- _Directions for this task_:
Keep only the lines of the listing that include the word "sugar", and copy them.

↓

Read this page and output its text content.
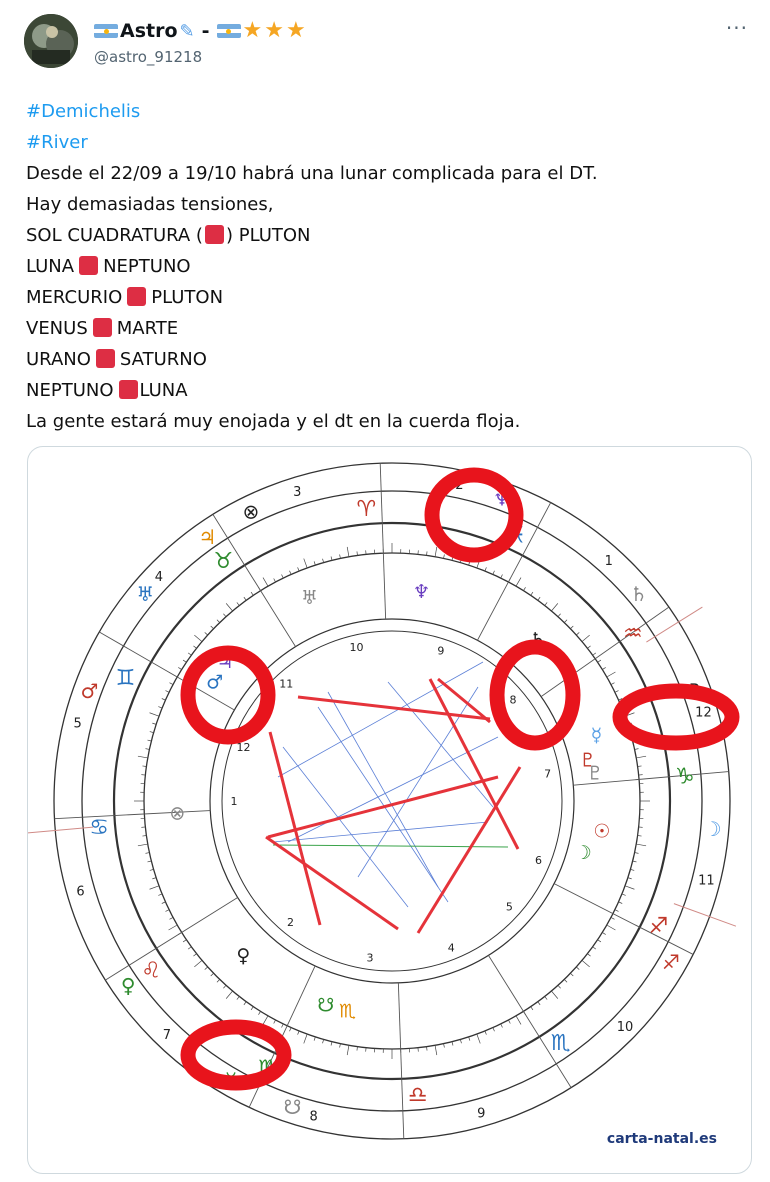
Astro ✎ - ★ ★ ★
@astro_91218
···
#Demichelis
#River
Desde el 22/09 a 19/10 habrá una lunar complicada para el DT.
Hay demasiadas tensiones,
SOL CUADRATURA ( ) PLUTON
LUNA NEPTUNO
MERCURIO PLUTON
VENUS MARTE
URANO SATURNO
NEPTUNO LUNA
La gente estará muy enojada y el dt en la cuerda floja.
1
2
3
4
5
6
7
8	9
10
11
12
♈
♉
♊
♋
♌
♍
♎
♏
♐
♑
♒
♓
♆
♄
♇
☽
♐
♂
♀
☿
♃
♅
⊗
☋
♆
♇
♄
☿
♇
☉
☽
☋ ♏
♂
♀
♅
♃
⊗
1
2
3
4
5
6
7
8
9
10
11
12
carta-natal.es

↑
↓

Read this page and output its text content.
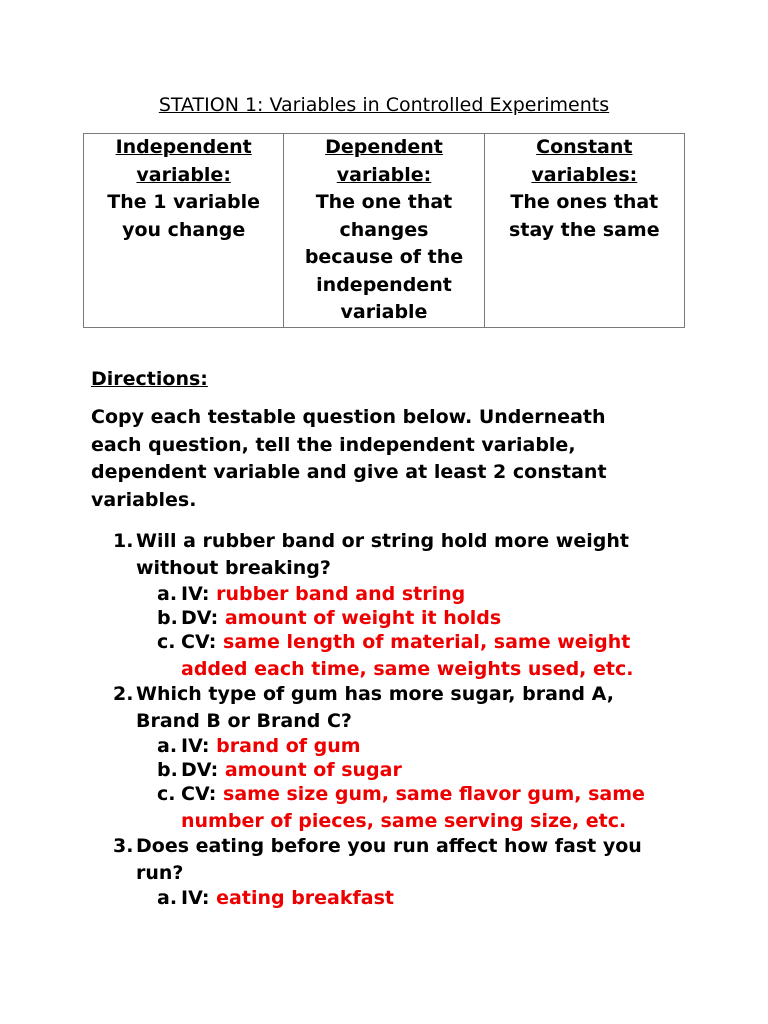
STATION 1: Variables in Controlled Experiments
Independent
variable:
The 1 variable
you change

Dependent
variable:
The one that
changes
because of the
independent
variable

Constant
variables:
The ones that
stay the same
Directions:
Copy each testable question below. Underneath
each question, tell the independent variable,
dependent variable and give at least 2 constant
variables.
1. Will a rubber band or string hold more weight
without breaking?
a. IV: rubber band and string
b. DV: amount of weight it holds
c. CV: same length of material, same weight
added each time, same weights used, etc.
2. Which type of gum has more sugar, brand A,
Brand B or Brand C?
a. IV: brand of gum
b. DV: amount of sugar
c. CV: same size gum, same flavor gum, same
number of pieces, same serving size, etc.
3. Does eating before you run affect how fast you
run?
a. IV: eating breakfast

↑
↓

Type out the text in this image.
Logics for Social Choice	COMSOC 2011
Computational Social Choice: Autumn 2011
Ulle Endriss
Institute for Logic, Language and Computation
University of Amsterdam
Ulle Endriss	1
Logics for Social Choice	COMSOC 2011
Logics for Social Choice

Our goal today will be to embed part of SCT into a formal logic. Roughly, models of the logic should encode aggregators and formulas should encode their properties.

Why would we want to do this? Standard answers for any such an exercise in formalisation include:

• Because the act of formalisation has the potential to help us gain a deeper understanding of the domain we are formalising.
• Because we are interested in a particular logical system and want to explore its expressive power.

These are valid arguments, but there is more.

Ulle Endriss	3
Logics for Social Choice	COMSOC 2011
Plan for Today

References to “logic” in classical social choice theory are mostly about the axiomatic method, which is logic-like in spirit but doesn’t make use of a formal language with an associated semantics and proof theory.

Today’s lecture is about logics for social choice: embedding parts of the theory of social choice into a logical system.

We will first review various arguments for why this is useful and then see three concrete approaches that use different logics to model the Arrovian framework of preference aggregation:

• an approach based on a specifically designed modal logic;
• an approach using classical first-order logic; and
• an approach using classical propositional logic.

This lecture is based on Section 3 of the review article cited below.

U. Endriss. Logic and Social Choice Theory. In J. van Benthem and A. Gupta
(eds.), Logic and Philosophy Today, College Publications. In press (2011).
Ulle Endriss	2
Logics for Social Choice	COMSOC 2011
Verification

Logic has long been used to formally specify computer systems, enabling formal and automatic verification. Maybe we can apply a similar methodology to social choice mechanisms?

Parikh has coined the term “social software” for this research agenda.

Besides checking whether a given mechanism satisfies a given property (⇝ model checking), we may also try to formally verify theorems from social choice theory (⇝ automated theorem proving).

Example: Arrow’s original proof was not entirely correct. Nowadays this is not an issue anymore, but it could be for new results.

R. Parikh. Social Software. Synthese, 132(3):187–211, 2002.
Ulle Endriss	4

↑

- _Complete response_:
2. Which type of gum has more sugar, brand A,
b. DV: amount of sugar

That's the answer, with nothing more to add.